Exercise brief:
Omit any picture, and return the remaining data exactly as written.

[Data entries]
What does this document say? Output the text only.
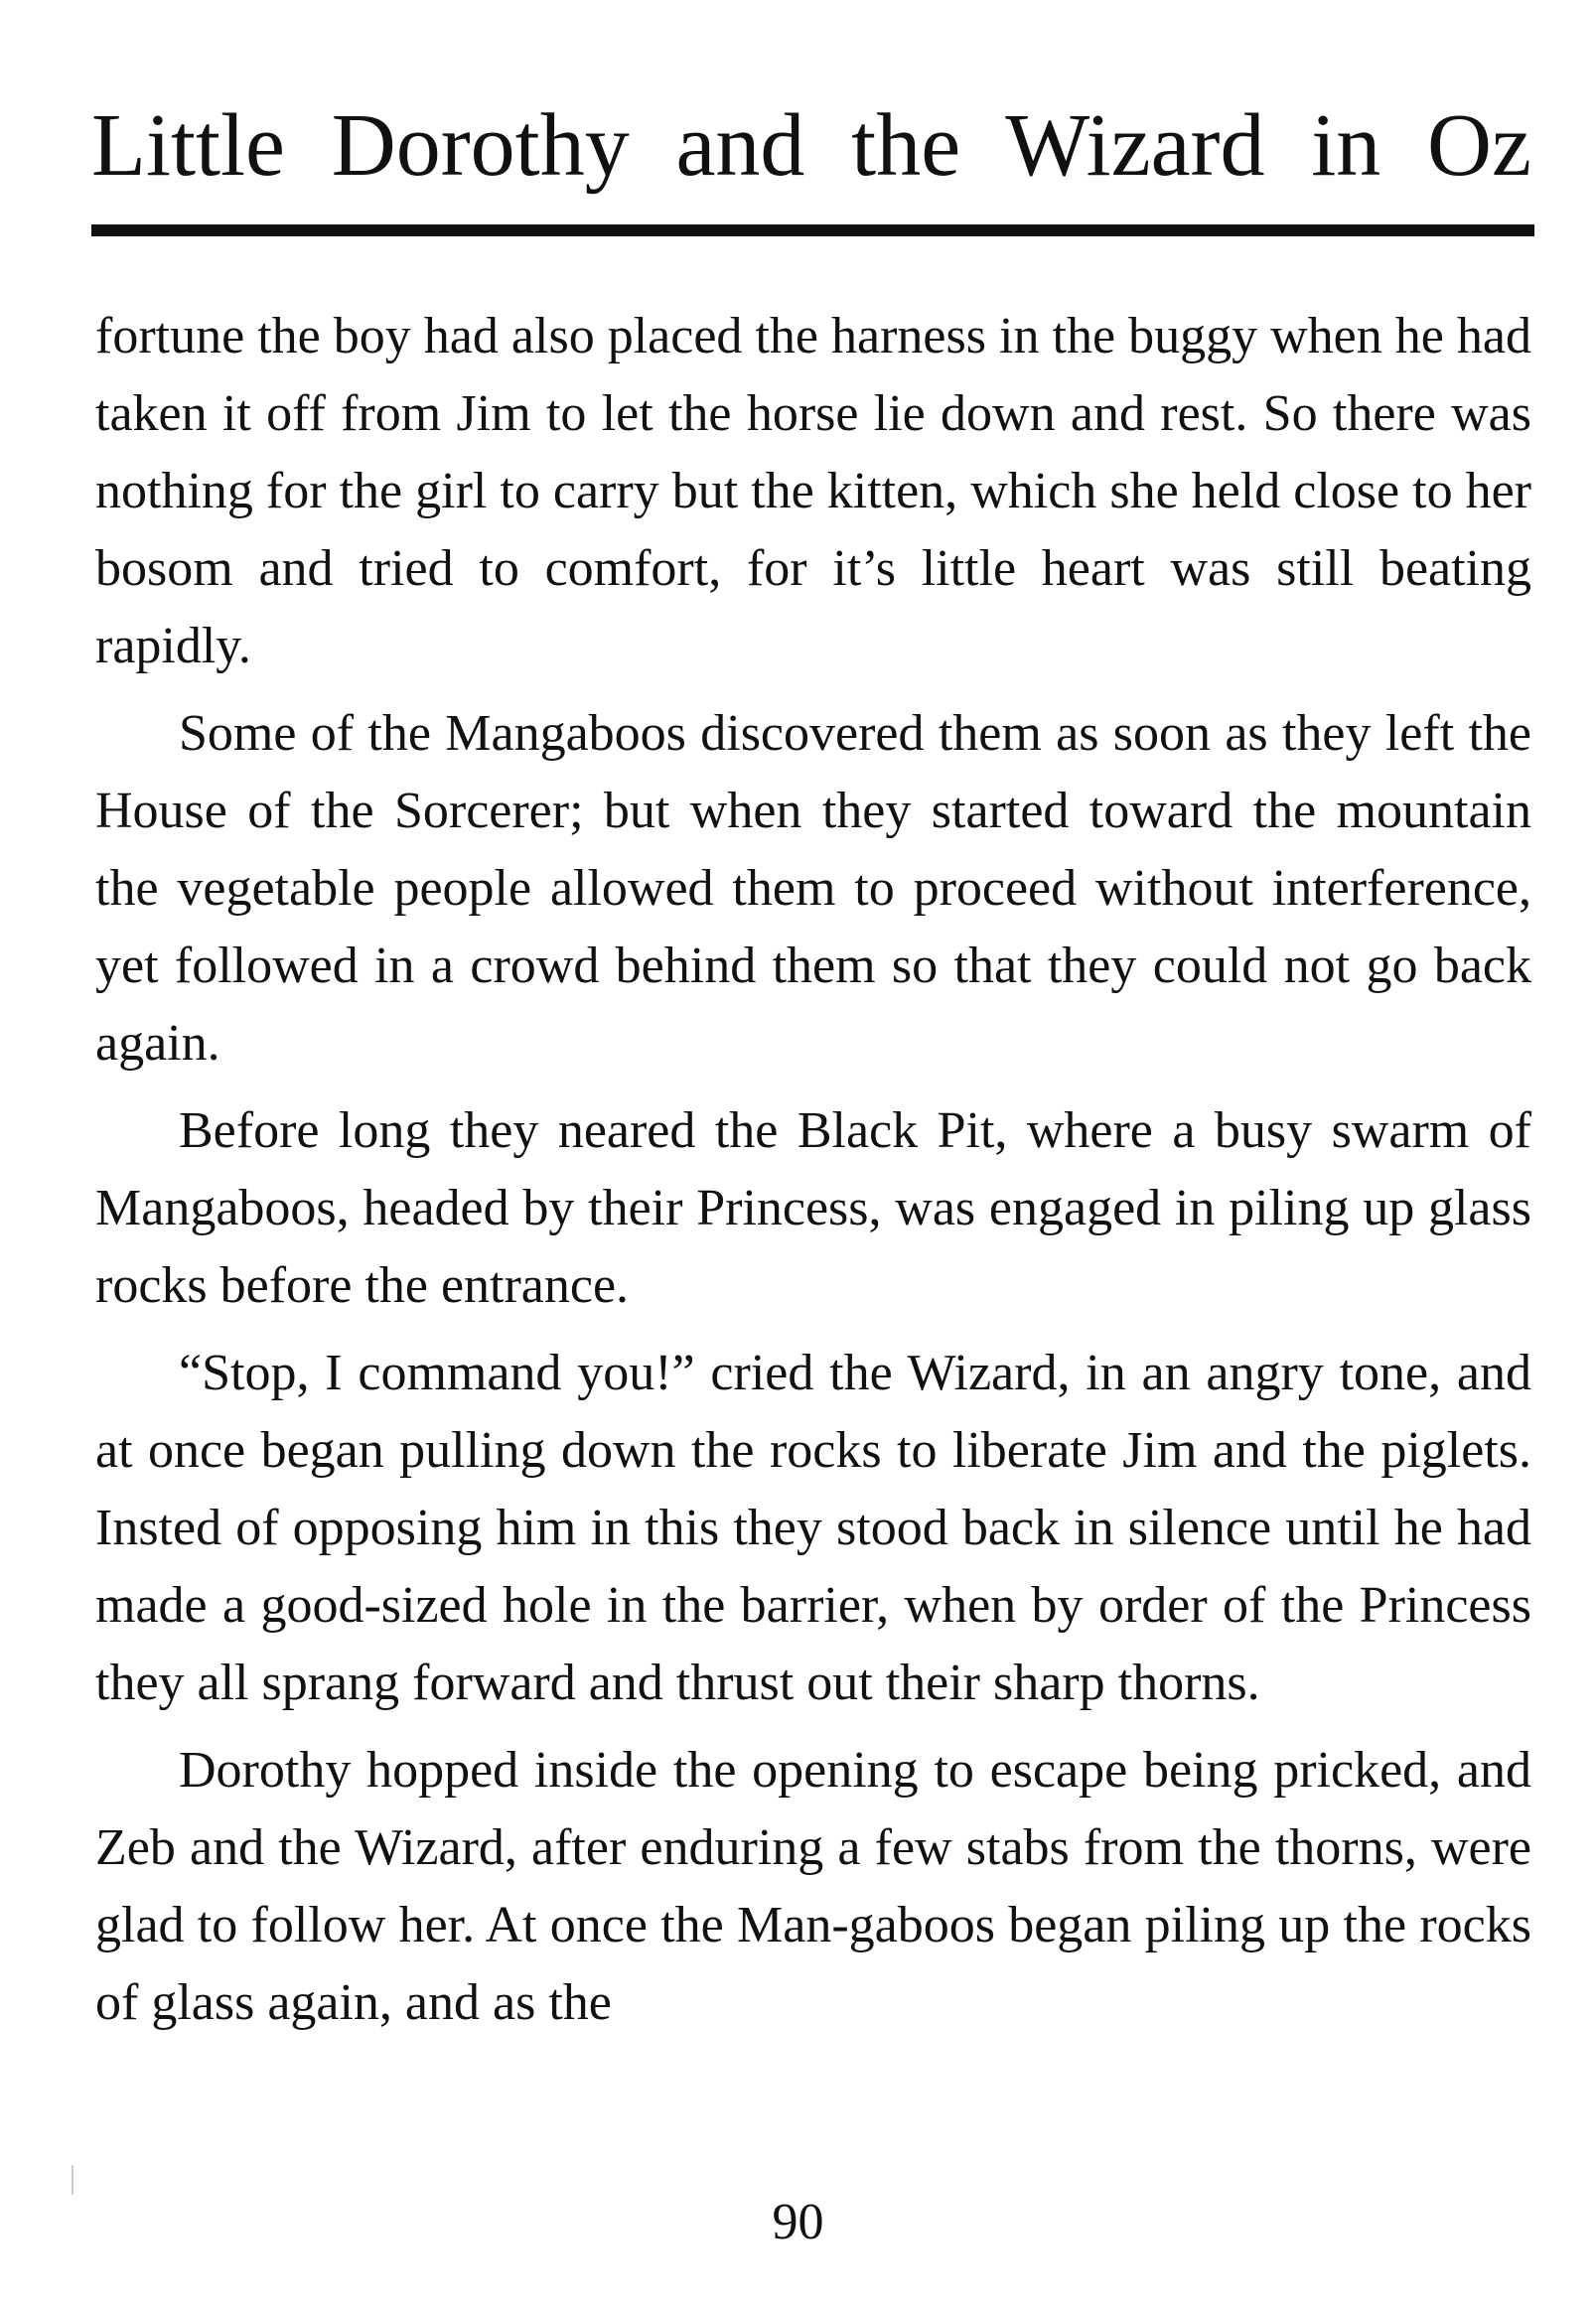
Little Dorothy and the Wizard in Oz

fortune the boy had also placed the harness in the buggy when he had taken it off from Jim to let the horse lie down and rest. So there was nothing for the girl to carry but the kitten, which she held close to her bosom and tried to comfort, for it’s little heart was still beating rapidly.

Some of the Mangaboos discovered them as soon as they left the House of the Sorcerer; but when they started toward the mountain the vegetable people allowed them to proceed without interference, yet followed in a crowd behind them so that they could not go back again.

Before long they neared the Black Pit, where a busy swarm of Mangaboos, headed by their Princess, was engaged in piling up glass rocks before the entrance.

“Stop, I command you!” cried the Wizard, in an angry tone, and at once began pulling down the rocks to liberate Jim and the piglets. Insted of opposing him in this they stood back in silence until he had made a good-sized hole in the barrier, when by order of the Princess they all sprang forward and thrust out their sharp thorns.

Dorothy hopped inside the opening to escape being pricked, and Zeb and the Wizard, after enduring a few stabs from the thorns, were glad to follow her. At once the Man-gaboos began piling up the rocks of glass again, and as the

90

The response:
What does this document say? Output the text only.
Little Dorothy and the Wizard in Oz

fortune the boy had also placed the harness in the buggy when he had taken it off from Jim to let the horse lie down and rest. So there was nothing for the girl to carry but the kitten, which she held close to her bosom and tried to comfort, for it’s little heart was still beating rapidly.

Some of the Mangaboos discovered them as soon as they left the House of the Sorcerer; but when they started toward the mountain the vegetable people allowed them to proceed without interference, yet followed in a crowd behind them so that they could not go back again.

Before long they neared the Black Pit, where a busy swarm of Mangaboos, headed by their Princess, was engaged in piling up glass rocks before the entrance.

“Stop, I command you!” cried the Wizard, in an angry tone, and at once began pulling down the rocks to liberate Jim and the piglets. Insted of opposing him in this they stood back in silence until he had made a good-sized hole in the barrier, when by order of the Princess they all sprang forward and thrust out their sharp thorns.

Dorothy hopped inside the opening to escape being pricked, and Zeb and the Wizard, after enduring a few stabs from the thorns, were glad to follow her. At once the Man-gaboos began piling up the rocks of glass again, and as the

90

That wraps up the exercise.